-- Start of Source records --

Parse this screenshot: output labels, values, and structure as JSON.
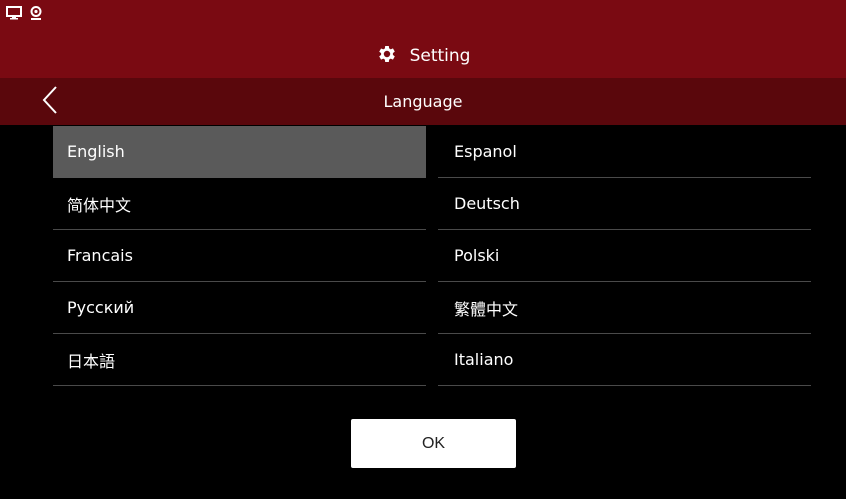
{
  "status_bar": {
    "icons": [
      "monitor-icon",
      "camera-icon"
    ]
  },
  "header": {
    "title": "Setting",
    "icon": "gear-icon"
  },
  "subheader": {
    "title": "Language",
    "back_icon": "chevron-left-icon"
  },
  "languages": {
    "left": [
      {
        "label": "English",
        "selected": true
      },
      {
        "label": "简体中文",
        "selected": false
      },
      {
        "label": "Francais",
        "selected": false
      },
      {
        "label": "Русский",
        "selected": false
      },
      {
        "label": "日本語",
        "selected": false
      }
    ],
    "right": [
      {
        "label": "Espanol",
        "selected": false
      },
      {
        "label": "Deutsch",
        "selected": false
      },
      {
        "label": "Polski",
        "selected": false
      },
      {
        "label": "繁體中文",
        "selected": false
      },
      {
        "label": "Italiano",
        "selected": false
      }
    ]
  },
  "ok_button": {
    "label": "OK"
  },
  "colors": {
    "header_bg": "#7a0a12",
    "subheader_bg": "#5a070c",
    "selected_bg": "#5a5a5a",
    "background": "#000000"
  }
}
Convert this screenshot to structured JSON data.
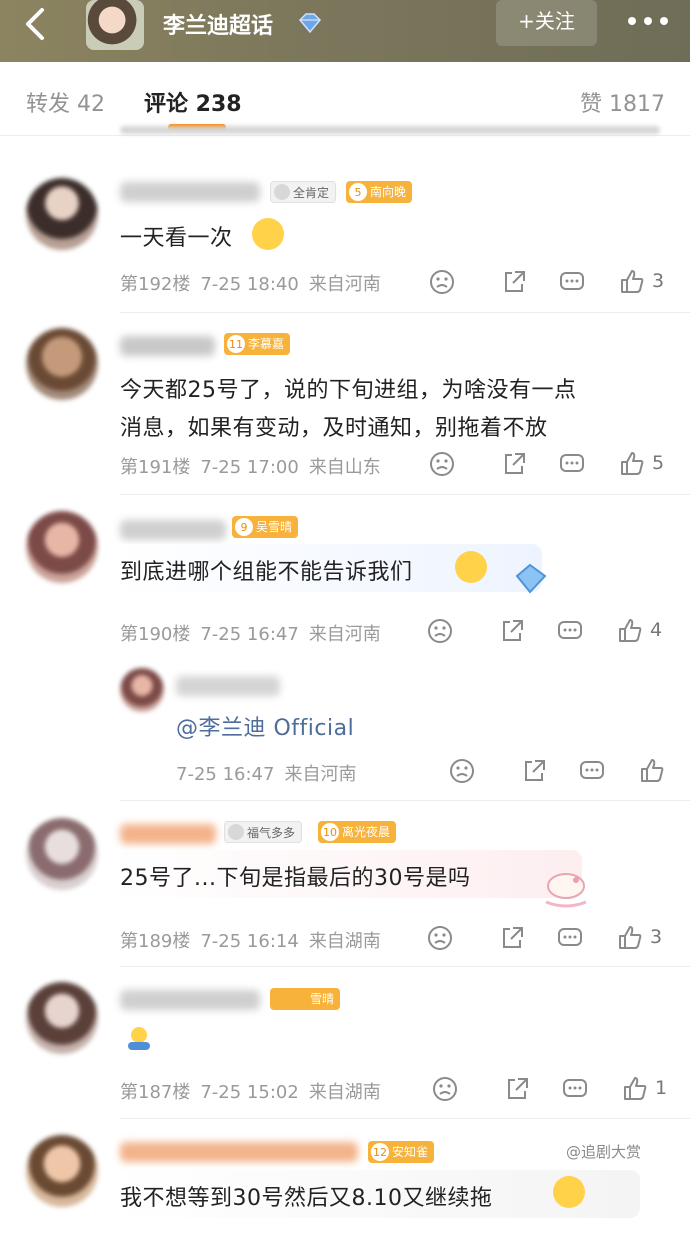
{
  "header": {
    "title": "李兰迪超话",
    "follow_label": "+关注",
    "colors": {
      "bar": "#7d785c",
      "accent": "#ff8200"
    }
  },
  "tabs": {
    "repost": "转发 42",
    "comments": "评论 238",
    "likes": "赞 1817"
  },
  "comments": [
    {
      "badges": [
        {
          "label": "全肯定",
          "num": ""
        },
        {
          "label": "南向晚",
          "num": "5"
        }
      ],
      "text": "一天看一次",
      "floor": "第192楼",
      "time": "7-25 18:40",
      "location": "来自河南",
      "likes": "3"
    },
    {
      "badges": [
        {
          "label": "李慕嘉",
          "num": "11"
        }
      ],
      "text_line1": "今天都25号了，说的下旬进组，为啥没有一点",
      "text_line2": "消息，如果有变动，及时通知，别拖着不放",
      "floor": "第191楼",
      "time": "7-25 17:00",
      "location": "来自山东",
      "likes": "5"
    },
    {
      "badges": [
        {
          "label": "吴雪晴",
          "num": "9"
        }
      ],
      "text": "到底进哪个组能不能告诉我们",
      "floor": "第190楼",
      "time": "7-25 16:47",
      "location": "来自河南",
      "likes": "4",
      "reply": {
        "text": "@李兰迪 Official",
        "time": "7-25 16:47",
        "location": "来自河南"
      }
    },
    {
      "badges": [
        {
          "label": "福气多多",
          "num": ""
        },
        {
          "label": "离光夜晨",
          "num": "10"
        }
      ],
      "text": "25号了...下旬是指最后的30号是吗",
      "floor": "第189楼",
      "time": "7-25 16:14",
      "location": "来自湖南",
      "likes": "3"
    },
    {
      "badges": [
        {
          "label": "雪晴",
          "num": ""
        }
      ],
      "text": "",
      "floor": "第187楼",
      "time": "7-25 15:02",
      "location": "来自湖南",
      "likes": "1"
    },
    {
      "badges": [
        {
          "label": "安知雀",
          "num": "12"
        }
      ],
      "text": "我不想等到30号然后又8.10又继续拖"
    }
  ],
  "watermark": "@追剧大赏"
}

-- End of Source records --
-- Start of Source records --

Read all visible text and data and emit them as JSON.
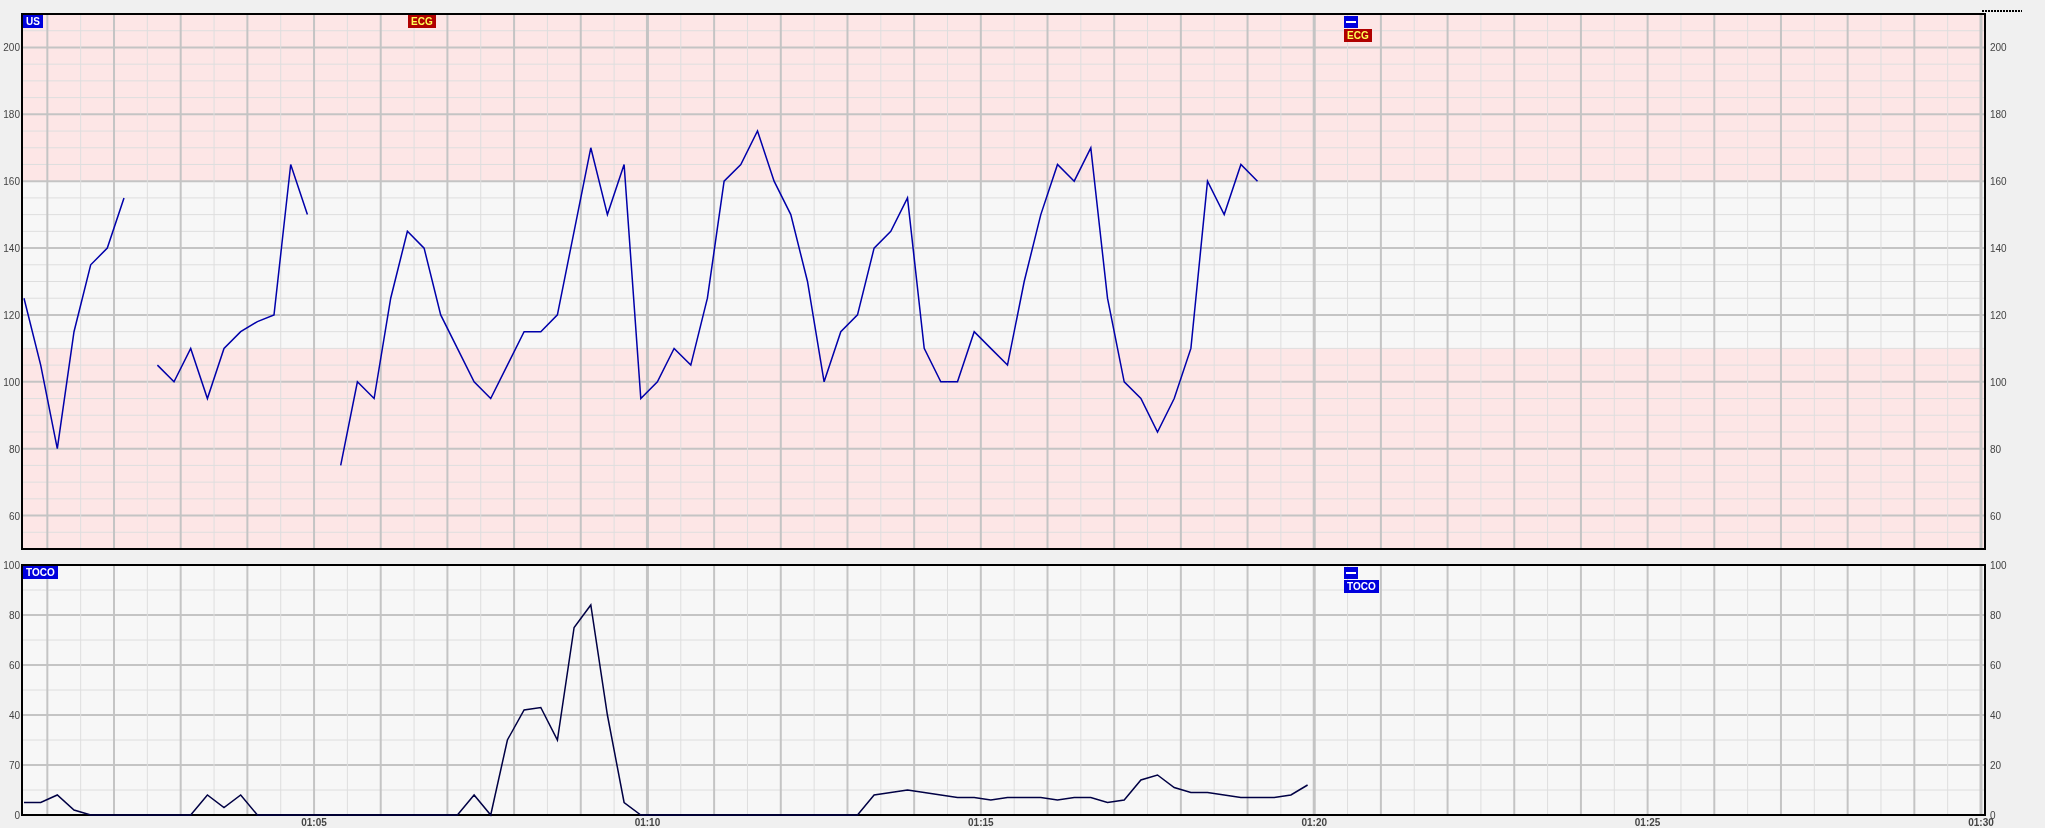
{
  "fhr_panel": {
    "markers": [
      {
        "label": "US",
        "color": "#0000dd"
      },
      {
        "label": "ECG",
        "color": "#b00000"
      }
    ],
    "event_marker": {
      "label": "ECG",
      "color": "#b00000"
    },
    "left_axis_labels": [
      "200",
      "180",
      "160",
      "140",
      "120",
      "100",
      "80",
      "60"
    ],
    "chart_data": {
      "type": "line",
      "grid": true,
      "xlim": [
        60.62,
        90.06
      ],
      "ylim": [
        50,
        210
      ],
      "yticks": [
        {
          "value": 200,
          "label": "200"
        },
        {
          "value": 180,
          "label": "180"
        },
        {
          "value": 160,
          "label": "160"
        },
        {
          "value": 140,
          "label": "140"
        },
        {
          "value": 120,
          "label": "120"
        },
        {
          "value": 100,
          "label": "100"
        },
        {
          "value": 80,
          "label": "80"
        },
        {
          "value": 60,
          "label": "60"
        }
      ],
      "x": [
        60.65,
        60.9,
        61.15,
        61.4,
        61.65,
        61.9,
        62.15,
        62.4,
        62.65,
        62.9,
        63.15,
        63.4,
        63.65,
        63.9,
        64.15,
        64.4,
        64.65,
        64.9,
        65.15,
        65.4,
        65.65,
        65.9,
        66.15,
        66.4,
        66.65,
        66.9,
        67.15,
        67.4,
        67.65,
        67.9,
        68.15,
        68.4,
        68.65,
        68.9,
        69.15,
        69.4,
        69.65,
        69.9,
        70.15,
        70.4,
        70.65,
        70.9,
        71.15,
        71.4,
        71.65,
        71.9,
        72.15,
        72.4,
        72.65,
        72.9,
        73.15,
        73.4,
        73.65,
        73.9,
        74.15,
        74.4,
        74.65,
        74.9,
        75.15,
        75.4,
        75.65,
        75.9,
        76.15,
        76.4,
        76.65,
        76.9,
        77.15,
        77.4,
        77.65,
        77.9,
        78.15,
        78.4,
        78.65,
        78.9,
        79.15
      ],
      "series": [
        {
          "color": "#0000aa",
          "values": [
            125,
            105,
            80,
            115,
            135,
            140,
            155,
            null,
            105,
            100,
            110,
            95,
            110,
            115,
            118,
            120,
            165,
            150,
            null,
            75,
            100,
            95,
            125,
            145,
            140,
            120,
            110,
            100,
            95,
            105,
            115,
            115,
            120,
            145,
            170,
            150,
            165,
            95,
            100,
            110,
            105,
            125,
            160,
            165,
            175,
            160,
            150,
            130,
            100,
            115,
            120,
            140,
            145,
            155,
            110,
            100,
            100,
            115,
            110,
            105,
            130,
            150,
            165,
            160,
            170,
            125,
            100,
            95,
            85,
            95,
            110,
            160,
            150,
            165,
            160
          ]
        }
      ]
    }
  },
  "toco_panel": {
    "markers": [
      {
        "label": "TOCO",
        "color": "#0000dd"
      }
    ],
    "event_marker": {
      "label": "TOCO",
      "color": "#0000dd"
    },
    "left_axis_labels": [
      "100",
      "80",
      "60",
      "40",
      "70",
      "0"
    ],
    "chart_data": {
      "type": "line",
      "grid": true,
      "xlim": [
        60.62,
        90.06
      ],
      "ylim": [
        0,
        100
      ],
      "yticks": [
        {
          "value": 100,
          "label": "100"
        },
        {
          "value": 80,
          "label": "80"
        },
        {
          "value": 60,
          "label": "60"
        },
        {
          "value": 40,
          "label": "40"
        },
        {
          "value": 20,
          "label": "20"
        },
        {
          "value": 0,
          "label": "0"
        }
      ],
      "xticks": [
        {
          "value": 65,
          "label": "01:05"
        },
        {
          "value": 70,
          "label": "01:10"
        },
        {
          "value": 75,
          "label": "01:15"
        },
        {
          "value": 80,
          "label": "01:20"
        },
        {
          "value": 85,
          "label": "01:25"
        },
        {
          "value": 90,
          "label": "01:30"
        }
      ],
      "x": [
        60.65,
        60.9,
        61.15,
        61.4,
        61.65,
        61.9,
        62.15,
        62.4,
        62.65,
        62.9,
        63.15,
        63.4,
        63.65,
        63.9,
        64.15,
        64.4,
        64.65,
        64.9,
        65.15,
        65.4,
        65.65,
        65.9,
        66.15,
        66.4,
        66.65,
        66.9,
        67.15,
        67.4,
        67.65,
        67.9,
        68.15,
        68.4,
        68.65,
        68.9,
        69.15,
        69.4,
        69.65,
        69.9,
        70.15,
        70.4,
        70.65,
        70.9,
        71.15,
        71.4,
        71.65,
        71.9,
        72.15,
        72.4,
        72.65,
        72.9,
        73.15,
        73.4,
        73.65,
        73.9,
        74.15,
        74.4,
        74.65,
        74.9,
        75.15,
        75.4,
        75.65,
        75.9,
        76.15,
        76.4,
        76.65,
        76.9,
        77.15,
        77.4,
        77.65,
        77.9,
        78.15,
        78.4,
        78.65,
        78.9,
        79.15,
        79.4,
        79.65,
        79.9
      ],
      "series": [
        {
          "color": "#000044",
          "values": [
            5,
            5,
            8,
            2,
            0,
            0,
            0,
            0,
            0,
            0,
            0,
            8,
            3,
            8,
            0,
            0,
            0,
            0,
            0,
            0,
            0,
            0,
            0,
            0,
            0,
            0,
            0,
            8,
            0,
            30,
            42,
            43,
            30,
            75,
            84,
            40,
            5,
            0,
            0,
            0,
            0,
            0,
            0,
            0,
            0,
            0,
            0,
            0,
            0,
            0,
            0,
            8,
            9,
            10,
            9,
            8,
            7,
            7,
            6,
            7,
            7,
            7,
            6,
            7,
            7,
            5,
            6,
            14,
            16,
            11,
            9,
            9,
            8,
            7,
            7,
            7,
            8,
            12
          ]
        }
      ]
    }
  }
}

-- End of Source records --
-- Start of Source records --

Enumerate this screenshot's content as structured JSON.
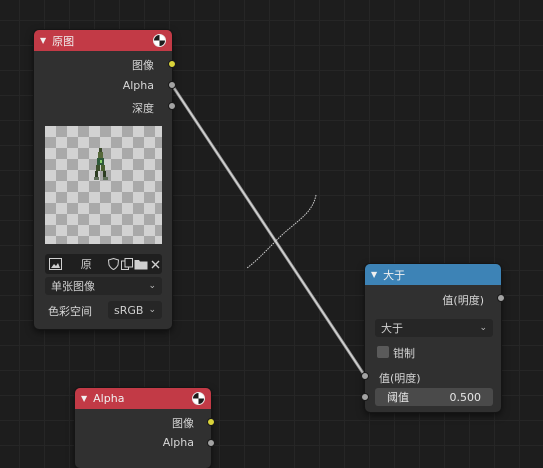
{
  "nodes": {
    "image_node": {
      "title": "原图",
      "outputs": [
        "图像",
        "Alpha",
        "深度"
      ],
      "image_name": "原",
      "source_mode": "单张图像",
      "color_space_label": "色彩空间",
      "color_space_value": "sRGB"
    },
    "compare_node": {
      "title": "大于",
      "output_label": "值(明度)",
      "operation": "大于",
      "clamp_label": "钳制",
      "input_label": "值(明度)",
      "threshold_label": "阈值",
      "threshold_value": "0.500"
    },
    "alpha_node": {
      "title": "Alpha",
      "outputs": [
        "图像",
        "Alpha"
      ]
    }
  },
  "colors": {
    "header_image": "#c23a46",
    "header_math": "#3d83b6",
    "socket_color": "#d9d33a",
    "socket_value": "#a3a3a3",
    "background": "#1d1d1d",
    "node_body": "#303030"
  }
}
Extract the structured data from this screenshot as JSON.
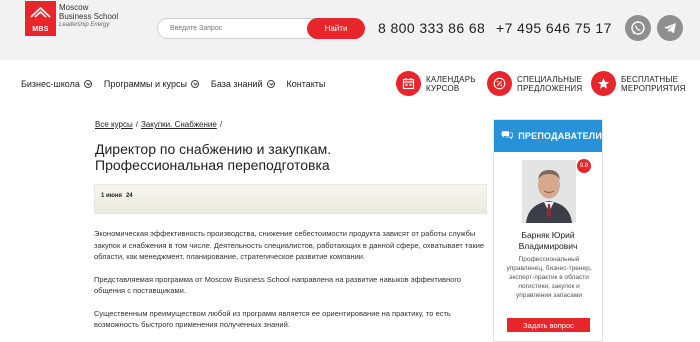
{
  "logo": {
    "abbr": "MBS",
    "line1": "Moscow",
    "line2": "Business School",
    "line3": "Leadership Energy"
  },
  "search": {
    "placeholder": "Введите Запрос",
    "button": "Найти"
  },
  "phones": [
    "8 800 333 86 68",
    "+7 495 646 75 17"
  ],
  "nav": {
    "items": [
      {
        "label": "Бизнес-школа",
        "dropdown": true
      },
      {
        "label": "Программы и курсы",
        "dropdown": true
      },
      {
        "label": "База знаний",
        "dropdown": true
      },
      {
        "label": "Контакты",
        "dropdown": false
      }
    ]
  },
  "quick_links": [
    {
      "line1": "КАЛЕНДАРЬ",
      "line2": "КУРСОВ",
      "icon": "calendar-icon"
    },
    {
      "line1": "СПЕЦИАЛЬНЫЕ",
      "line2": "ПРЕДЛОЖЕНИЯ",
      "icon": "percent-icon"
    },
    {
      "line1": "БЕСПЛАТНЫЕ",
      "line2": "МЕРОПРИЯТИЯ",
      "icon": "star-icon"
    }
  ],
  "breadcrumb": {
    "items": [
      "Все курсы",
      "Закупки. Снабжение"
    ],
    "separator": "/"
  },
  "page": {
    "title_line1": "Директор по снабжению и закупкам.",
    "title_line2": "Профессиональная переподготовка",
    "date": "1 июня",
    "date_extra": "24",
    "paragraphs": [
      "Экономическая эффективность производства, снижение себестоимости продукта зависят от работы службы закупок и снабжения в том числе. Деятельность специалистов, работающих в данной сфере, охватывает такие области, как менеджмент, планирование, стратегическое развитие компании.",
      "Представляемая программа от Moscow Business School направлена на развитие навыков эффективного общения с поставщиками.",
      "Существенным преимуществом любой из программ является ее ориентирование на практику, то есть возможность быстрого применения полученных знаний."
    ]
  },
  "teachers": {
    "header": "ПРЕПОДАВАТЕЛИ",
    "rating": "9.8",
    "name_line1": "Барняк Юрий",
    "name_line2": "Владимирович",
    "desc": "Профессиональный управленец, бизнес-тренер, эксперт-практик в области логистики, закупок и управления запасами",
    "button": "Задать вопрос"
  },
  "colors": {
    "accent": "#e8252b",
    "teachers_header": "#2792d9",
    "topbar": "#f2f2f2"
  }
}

-- End of Source records --

• What you should do
Pick out the lines that have the word "screenshot". Copy them all.

• Written reply
Parse this screenshot: output labels, values, and structure as JSON.
Convert this screenshot to structured JSON data.
Enumerate this screenshot's content as structured JSON.
Extract the structured data from this screenshot as JSON.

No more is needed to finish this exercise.